◆ Directive: All of the records listed below should be retyped exactly.

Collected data
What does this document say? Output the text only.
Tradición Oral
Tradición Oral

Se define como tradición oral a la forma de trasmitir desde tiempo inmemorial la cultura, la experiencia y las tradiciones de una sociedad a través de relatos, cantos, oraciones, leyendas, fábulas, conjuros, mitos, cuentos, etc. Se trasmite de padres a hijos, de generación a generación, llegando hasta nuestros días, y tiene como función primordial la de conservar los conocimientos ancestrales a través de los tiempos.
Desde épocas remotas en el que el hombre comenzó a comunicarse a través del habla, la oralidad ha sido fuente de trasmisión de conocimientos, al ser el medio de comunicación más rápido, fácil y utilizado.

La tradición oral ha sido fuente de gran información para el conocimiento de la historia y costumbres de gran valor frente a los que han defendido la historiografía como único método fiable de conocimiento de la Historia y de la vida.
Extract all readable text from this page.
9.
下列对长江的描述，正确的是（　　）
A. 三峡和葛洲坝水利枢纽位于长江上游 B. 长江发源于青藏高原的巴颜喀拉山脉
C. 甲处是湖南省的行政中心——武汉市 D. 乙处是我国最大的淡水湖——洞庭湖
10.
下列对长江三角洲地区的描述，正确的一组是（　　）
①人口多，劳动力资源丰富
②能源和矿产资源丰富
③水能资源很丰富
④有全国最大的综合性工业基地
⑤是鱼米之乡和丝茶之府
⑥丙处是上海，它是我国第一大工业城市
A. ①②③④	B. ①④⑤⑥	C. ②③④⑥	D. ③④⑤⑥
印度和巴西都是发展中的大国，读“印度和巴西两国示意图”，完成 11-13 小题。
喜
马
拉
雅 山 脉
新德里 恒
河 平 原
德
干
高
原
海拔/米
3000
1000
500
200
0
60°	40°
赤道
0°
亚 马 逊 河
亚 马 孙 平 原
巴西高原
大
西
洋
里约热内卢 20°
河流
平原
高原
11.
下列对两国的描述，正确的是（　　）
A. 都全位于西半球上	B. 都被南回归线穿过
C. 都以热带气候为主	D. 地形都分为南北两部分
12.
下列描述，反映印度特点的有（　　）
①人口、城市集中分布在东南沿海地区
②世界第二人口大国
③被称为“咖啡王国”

◆ Problem solution:
What does this document say? Output the text only.
Tradición Oral
Tradición Oral

Se define como tradición oral a la forma de trasmitir desde tiempo inmemorial la cultura, la experiencia y las tradiciones de una sociedad a través de relatos, cantos, oraciones, leyendas, fábulas, conjuros, mitos, cuentos, etc. Se trasmite de padres a hijos, de generación a generación, llegando hasta nuestros días, y tiene como función primordial la de conservar los conocimientos ancestrales a través de los tiempos.
Desde épocas remotas en el que el hombre comenzó a comunicarse a través del habla, la oralidad ha sido fuente de trasmisión de conocimientos, al ser el medio de comunicación más rápido, fácil y utilizado.

La tradición oral ha sido fuente de gran información para el conocimiento de la historia y costumbres de gran valor frente a los que han defendido la historiografía como único método fiable de conocimiento de la Historia y de la vida.
Extract all readable text from this page.
9.
下列对长江的描述，正确的是（　　）
A. 三峡和葛洲坝水利枢纽位于长江上游 B. 长江发源于青藏高原的巴颜喀拉山脉
C. 甲处是湖南省的行政中心——武汉市 D. 乙处是我国最大的淡水湖——洞庭湖
10.
下列对长江三角洲地区的描述，正确的一组是（　　）
①人口多，劳动力资源丰富
②能源和矿产资源丰富
③水能资源很丰富
④有全国最大的综合性工业基地
⑤是鱼米之乡和丝茶之府
⑥丙处是上海，它是我国第一大工业城市
A. ①②③④	B. ①④⑤⑥	C. ②③④⑥	D. ③④⑤⑥
印度和巴西都是发展中的大国，读“印度和巴西两国示意图”，完成 11-13 小题。
喜
马
拉
雅 山 脉
新德里 恒
河 平 原
德
干
高
原
海拔/米
3000
1000
500
200
0
60°	40°
赤道
0°
亚 马 逊 河
亚 马 孙 平 原
巴西高原
大
西
洋
里约热内卢 20°
河流
平原
高原
11.
下列对两国的描述，正确的是（　　）
A. 都全位于西半球上	B. 都被南回归线穿过
C. 都以热带气候为主	D. 地形都分为南北两部分
12.
下列描述，反映印度特点的有（　　）
①人口、城市集中分布在东南沿海地区
②世界第二人口大国
③被称为“咖啡王国”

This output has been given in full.